■ RECORDS TO PROCESS:
##############################
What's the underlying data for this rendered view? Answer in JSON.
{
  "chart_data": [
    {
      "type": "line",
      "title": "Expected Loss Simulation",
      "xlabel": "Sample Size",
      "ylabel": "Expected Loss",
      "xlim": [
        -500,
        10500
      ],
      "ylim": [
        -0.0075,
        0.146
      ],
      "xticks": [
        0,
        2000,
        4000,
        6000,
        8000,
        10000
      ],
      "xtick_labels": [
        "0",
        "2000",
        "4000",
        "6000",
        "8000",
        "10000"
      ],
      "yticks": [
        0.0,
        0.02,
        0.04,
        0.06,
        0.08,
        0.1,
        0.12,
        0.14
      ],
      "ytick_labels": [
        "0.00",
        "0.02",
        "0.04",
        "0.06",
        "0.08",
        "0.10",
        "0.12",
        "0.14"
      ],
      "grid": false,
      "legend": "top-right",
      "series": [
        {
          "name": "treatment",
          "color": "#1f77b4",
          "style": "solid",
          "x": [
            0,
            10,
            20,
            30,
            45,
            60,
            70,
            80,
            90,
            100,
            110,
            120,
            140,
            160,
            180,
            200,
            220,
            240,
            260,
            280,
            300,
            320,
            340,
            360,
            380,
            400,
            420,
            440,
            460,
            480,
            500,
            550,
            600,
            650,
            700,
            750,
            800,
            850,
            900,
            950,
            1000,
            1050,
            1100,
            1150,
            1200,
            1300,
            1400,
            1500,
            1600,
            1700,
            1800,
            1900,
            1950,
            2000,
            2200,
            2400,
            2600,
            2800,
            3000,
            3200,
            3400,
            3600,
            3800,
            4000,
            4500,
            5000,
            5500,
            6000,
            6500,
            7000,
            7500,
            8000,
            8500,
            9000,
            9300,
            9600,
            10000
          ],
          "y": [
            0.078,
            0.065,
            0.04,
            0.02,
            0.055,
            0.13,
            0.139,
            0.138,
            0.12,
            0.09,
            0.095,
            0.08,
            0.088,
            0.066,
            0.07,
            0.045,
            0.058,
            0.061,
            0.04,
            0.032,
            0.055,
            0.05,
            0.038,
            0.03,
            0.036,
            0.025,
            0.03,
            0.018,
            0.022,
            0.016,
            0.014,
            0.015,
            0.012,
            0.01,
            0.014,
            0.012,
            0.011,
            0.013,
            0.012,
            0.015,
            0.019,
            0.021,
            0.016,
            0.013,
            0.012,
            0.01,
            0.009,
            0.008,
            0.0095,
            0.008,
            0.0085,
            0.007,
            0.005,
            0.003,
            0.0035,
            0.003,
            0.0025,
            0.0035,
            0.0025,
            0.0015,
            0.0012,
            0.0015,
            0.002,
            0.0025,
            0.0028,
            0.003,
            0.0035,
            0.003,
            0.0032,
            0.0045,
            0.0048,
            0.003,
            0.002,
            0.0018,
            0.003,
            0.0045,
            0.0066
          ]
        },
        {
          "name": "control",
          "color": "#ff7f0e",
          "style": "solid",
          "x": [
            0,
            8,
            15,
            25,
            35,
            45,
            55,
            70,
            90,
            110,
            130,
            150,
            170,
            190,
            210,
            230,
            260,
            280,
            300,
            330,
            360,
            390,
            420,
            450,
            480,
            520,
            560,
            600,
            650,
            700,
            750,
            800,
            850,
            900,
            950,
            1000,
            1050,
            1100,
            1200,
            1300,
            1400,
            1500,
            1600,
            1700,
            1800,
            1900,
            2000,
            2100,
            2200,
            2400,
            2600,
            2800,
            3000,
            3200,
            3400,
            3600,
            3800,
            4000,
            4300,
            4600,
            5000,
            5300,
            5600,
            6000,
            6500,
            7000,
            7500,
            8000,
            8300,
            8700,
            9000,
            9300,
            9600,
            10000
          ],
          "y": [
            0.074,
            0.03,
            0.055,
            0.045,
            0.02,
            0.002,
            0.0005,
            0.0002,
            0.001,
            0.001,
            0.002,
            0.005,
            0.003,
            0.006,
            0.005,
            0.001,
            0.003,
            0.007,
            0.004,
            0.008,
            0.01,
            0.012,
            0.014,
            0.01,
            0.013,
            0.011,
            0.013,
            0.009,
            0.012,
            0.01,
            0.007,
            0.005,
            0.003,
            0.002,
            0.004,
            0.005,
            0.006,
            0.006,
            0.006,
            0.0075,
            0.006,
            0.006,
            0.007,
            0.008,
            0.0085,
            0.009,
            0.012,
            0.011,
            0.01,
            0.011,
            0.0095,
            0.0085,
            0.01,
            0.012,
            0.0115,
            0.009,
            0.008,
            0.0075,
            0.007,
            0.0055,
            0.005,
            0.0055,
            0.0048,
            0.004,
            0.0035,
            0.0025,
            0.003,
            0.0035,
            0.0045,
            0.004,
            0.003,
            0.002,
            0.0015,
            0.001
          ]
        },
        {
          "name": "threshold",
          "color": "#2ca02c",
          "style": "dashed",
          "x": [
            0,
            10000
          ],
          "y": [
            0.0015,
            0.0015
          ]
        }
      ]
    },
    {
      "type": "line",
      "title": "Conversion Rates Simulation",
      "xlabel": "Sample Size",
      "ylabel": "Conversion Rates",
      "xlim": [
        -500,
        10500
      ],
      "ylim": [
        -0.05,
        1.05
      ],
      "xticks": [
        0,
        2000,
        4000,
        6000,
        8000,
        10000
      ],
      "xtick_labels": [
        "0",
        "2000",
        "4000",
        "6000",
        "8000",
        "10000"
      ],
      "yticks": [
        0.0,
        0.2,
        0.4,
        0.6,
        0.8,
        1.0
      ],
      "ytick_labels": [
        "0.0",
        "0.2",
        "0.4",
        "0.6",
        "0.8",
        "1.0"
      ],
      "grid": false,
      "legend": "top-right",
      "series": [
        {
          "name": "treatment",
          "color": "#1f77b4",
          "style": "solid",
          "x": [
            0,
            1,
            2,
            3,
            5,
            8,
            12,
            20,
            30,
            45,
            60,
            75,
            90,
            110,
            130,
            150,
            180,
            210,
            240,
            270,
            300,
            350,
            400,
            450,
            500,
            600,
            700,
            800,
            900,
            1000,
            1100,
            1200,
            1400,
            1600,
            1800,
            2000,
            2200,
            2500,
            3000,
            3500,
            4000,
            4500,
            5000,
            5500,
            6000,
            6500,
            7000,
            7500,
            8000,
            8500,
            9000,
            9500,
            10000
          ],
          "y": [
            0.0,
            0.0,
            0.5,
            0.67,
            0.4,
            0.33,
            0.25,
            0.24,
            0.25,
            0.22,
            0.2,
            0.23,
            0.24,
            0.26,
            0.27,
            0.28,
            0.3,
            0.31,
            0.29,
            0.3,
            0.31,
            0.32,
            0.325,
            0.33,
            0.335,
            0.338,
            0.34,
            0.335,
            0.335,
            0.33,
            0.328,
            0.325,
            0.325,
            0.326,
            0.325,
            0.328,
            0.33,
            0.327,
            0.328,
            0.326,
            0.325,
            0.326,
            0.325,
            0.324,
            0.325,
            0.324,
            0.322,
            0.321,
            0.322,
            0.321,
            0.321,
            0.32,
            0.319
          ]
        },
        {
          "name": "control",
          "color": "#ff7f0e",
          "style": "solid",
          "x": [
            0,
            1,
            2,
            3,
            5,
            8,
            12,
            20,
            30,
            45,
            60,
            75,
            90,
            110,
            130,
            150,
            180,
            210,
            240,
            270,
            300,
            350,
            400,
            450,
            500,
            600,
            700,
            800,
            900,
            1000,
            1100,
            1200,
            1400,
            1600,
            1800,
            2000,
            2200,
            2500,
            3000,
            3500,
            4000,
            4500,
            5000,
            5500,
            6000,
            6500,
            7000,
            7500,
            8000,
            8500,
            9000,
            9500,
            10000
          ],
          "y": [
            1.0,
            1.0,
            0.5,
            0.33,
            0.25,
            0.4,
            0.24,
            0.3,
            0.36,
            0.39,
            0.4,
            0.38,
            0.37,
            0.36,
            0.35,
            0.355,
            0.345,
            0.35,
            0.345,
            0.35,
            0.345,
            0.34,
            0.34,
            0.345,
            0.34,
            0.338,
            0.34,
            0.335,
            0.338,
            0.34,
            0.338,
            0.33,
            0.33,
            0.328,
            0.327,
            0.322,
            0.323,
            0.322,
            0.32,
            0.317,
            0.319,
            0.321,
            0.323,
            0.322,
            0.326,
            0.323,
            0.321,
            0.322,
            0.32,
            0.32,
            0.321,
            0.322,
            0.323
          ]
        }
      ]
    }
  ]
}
##############################
■ REQUIREMENT:
Work out how many lines in the records above contain the word "title", and reply with that number alone.

■ EXERCISE SOLUTION:
2